=== OBJECTIVE ===
Return all of the entries exactly, with nothing added or left out.
+++ DATASET ROWS
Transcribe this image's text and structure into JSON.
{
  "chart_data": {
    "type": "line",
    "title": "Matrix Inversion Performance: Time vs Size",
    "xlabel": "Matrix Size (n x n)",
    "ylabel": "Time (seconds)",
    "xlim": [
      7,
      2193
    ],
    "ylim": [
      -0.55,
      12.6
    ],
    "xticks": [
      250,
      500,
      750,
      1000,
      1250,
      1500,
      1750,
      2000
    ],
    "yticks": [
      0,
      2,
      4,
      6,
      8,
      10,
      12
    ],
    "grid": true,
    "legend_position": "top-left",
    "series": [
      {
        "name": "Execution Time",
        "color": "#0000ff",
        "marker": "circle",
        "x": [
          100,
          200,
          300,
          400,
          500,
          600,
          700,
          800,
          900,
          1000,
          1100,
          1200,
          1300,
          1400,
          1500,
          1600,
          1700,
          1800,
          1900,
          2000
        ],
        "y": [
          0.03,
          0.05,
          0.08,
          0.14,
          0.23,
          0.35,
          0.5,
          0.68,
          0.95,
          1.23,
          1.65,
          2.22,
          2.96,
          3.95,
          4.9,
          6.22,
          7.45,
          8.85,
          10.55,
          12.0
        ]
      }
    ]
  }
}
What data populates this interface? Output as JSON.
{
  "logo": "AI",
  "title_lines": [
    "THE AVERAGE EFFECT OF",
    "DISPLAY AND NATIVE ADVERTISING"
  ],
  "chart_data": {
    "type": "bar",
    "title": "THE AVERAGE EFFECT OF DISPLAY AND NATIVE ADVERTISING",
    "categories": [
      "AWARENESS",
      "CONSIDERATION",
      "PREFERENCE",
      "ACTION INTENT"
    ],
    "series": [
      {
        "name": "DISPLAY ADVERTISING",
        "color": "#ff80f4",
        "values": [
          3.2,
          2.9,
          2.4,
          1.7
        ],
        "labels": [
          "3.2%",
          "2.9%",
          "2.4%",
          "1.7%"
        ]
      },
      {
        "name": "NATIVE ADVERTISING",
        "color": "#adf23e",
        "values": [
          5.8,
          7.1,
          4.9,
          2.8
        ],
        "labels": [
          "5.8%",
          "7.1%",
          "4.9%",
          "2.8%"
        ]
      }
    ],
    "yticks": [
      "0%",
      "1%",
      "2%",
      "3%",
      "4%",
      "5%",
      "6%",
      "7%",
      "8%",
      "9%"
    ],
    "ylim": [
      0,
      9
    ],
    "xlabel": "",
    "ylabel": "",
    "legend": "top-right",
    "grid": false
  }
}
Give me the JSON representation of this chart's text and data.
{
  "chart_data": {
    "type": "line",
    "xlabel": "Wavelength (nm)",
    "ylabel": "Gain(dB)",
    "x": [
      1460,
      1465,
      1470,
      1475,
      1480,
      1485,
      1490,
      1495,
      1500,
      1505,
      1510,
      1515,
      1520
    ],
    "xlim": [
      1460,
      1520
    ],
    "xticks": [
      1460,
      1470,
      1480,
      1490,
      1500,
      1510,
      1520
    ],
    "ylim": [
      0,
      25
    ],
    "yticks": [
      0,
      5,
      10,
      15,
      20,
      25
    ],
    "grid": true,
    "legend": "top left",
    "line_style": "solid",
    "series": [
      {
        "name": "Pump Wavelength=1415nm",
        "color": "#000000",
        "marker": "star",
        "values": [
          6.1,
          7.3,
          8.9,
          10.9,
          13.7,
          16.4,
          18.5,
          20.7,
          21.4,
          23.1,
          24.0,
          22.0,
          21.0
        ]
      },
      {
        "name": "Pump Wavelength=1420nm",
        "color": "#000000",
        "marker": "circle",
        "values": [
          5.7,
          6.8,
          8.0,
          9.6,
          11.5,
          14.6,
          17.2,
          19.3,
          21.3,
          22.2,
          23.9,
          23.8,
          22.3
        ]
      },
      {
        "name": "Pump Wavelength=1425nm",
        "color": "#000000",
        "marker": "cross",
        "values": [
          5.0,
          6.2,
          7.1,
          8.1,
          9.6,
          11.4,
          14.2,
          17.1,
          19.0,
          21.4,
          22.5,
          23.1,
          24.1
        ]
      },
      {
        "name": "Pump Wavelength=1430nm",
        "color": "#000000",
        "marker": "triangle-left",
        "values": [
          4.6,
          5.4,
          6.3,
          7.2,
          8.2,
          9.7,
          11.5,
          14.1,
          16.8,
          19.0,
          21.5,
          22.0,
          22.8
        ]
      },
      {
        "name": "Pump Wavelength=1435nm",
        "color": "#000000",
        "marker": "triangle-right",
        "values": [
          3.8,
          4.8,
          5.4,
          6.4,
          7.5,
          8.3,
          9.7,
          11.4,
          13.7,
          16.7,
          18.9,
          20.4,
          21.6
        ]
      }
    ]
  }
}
++++++
=== RESPONSE TO THIS EXERCISE ===
Transcribe this image's text and structure into JSON.
{
  "chart_data": {
    "type": "line",
    "title": "Matrix Inversion Performance: Time vs Size",
    "xlabel": "Matrix Size (n x n)",
    "ylabel": "Time (seconds)",
    "xlim": [
      7,
      2193
    ],
    "ylim": [
      -0.55,
      12.6
    ],
    "xticks": [
      250,
      500,
      750,
      1000,
      1250,
      1500,
      1750,
      2000
    ],
    "yticks": [
      0,
      2,
      4,
      6,
      8,
      10,
      12
    ],
    "grid": true,
    "legend_position": "top-left",
    "series": [
      {
        "name": "Execution Time",
        "color": "#0000ff",
        "marker": "circle",
        "x": [
          100,
          200,
          300,
          400,
          500,
          600,
          700,
          800,
          900,
          1000,
          1100,
          1200,
          1300,
          1400,
          1500,
          1600,
          1700,
          1800,
          1900,
          2000
        ],
        "y": [
          0.03,
          0.05,
          0.08,
          0.14,
          0.23,
          0.35,
          0.5,
          0.68,
          0.95,
          1.23,
          1.65,
          2.22,
          2.96,
          3.95,
          4.9,
          6.22,
          7.45,
          8.85,
          10.55,
          12.0
        ]
      }
    ]
  }
}
What data populates this interface? Output as JSON.
{
  "logo": "AI",
  "title_lines": [
    "THE AVERAGE EFFECT OF",
    "DISPLAY AND NATIVE ADVERTISING"
  ],
  "chart_data": {
    "type": "bar",
    "title": "THE AVERAGE EFFECT OF DISPLAY AND NATIVE ADVERTISING",
    "categories": [
      "AWARENESS",
      "CONSIDERATION",
      "PREFERENCE",
      "ACTION INTENT"
    ],
    "series": [
      {
        "name": "DISPLAY ADVERTISING",
        "color": "#ff80f4",
        "values": [
          3.2,
          2.9,
          2.4,
          1.7
        ],
        "labels": [
          "3.2%",
          "2.9%",
          "2.4%",
          "1.7%"
        ]
      },
      {
        "name": "NATIVE ADVERTISING",
        "color": "#adf23e",
        "values": [
          5.8,
          7.1,
          4.9,
          2.8
        ],
        "labels": [
          "5.8%",
          "7.1%",
          "4.9%",
          "2.8%"
        ]
      }
    ],
    "yticks": [
      "0%",
      "1%",
      "2%",
      "3%",
      "4%",
      "5%",
      "6%",
      "7%",
      "8%",
      "9%"
    ],
    "ylim": [
      0,
      9
    ],
    "xlabel": "",
    "ylabel": "",
    "legend": "top-right",
    "grid": false
  }
}
Give me the JSON representation of this chart's text and data.
{
  "chart_data": {
    "type": "line",
    "xlabel": "Wavelength (nm)",
    "ylabel": "Gain(dB)",
    "x": [
      1460,
      1465,
      1470,
      1475,
      1480,
      1485,
      1490,
      1495,
      1500,
      1505,
      1510,
      1515,
      1520
    ],
    "xlim": [
      1460,
      1520
    ],
    "xticks": [
      1460,
      1470,
      1480,
      1490,
      1500,
      1510,
      1520
    ],
    "ylim": [
      0,
      25
    ],
    "yticks": [
      0,
      5,
      10,
      15,
      20,
      25
    ],
    "grid": true,
    "legend": "top left",
    "line_style": "solid",
    "series": [
      {
        "name": "Pump Wavelength=1415nm",
        "color": "#000000",
        "marker": "star",
        "values": [
          6.1,
          7.3,
          8.9,
          10.9,
          13.7,
          16.4,
          18.5,
          20.7,
          21.4,
          23.1,
          24.0,
          22.0,
          21.0
        ]
      },
      {
        "name": "Pump Wavelength=1420nm",
        "color": "#000000",
        "marker": "circle",
        "values": [
          5.7,
          6.8,
          8.0,
          9.6,
          11.5,
          14.6,
          17.2,
          19.3,
          21.3,
          22.2,
          23.9,
          23.8,
          22.3
        ]
      },
      {
        "name": "Pump Wavelength=1425nm",
        "color": "#000000",
        "marker": "cross",
        "values": [
          5.0,
          6.2,
          7.1,
          8.1,
          9.6,
          11.4,
          14.2,
          17.1,
          19.0,
          21.4,
          22.5,
          23.1,
          24.1
        ]
      },
      {
        "name": "Pump Wavelength=1430nm",
        "color": "#000000",
        "marker": "triangle-left",
        "values": [
          4.6,
          5.4,
          6.3,
          7.2,
          8.2,
          9.7,
          11.5,
          14.1,
          16.8,
          19.0,
          21.5,
          22.0,
          22.8
        ]
      },
      {
        "name": "Pump Wavelength=1435nm",
        "color": "#000000",
        "marker": "triangle-right",
        "values": [
          3.8,
          4.8,
          5.4,
          6.4,
          7.5,
          8.3,
          9.7,
          11.4,
          13.7,
          16.7,
          18.9,
          20.4,
          21.6
        ]
      }
    ]
  }
}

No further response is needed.